--- Begin ---
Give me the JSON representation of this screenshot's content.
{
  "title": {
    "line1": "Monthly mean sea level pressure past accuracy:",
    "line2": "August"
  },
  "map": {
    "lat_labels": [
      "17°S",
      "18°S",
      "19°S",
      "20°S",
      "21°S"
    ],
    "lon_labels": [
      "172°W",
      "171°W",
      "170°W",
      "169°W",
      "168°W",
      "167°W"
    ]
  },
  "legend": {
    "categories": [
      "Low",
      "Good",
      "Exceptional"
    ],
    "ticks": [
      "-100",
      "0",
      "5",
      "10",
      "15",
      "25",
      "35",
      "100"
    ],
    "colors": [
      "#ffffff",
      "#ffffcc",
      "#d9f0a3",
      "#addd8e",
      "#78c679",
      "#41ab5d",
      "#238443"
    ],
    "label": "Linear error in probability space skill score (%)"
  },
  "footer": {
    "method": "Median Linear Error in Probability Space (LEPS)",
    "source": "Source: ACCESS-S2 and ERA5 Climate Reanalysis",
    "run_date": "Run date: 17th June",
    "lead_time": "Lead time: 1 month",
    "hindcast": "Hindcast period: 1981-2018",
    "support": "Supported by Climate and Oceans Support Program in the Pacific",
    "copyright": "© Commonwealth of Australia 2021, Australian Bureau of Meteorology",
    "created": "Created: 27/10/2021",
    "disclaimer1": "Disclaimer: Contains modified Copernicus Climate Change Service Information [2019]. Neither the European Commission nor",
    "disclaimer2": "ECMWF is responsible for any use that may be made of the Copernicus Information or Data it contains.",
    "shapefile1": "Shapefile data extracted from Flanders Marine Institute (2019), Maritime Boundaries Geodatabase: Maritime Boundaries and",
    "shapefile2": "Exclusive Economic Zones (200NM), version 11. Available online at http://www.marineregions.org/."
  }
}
--- End ---
WHAT YOU ARE ASKED TO DO
Repeat every line of the material exactly as given.

TASK RESULT
Give me the JSON representation of this screenshot's content.
{
  "title": {
    "line1": "Monthly mean sea level pressure past accuracy:",
    "line2": "August"
  },
  "map": {
    "lat_labels": [
      "17°S",
      "18°S",
      "19°S",
      "20°S",
      "21°S"
    ],
    "lon_labels": [
      "172°W",
      "171°W",
      "170°W",
      "169°W",
      "168°W",
      "167°W"
    ]
  },
  "legend": {
    "categories": [
      "Low",
      "Good",
      "Exceptional"
    ],
    "ticks": [
      "-100",
      "0",
      "5",
      "10",
      "15",
      "25",
      "35",
      "100"
    ],
    "colors": [
      "#ffffff",
      "#ffffcc",
      "#d9f0a3",
      "#addd8e",
      "#78c679",
      "#41ab5d",
      "#238443"
    ],
    "label": "Linear error in probability space skill score (%)"
  },
  "footer": {
    "method": "Median Linear Error in Probability Space (LEPS)",
    "source": "Source: ACCESS-S2 and ERA5 Climate Reanalysis",
    "run_date": "Run date: 17th June",
    "lead_time": "Lead time: 1 month",
    "hindcast": "Hindcast period: 1981-2018",
    "support": "Supported by Climate and Oceans Support Program in the Pacific",
    "copyright": "© Commonwealth of Australia 2021, Australian Bureau of Meteorology",
    "created": "Created: 27/10/2021",
    "disclaimer1": "Disclaimer: Contains modified Copernicus Climate Change Service Information [2019]. Neither the European Commission nor",
    "disclaimer2": "ECMWF is responsible for any use that may be made of the Copernicus Information or Data it contains.",
    "shapefile1": "Shapefile data extracted from Flanders Marine Institute (2019), Maritime Boundaries Geodatabase: Maritime Boundaries and",
    "shapefile2": "Exclusive Economic Zones (200NM), version 11. Available online at http://www.marineregions.org/."
  }
}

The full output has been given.